* _Stored records_
※

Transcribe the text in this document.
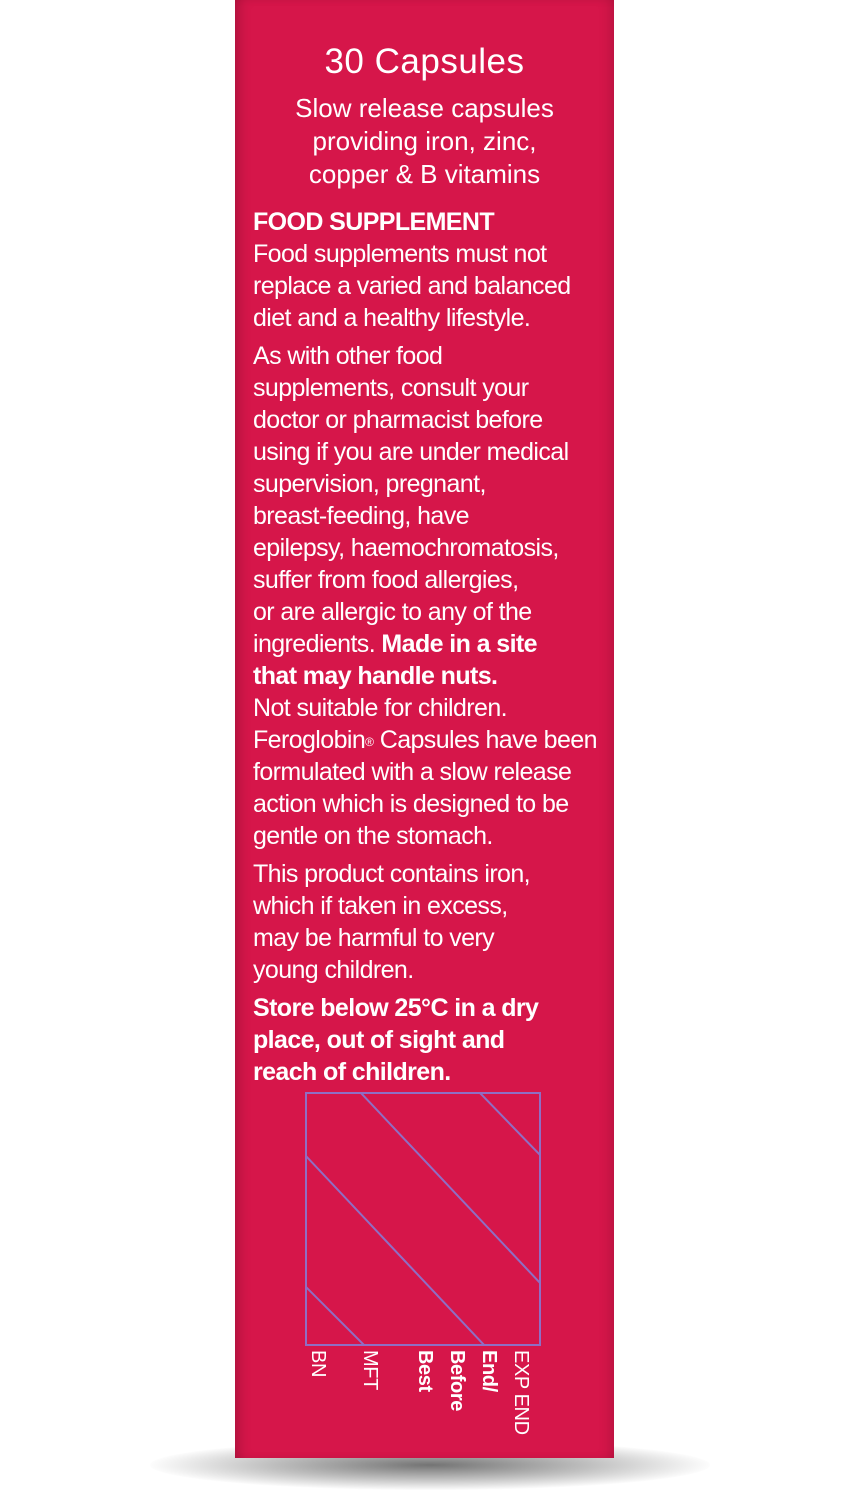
30 Capsules
Slow release capsules
providing iron, zinc,
copper & B vitamins

FOOD SUPPLEMENT

Food supplements must not
replace a varied and balanced
diet and a healthy lifestyle.

As with other food
supplements, consult your
doctor or pharmacist before
using if you are under medical
supervision, pregnant,
breast-feeding, have
epilepsy, haemochromatosis,
suffer from food allergies,
or are allergic to any of the
ingredients. Made in a site
that may handle nuts.
Not suitable for children.
Feroglobin® Capsules have been
formulated with a slow release
action which is designed to be
gentle on the stomach.

This product contains iron,
which if taken in excess,
may be harmful to very
young children.

Store below 25°C in a dry
place, out of sight and
reach of children.

BN MFT Best Before End/ EXP END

※

* _Task brief_
Transcribe all the data word for word; the images stay out.

* _Exercise solution_
Transcribe the text in this document.
30 Capsules
Slow release capsules
providing iron, zinc,
copper & B vitamins

FOOD SUPPLEMENT

Food supplements must not
replace a varied and balanced
diet and a healthy lifestyle.

As with other food
supplements, consult your
doctor or pharmacist before
using if you are under medical
supervision, pregnant,
breast-feeding, have
epilepsy, haemochromatosis,
suffer from food allergies,
or are allergic to any of the
ingredients. Made in a site
that may handle nuts.
Not suitable for children.
Feroglobin® Capsules have been
formulated with a slow release
action which is designed to be
gentle on the stomach.

This product contains iron,
which if taken in excess,
may be harmful to very
young children.

Store below 25°C in a dry
place, out of sight and
reach of children.

BN MFT Best Before End/ EXP END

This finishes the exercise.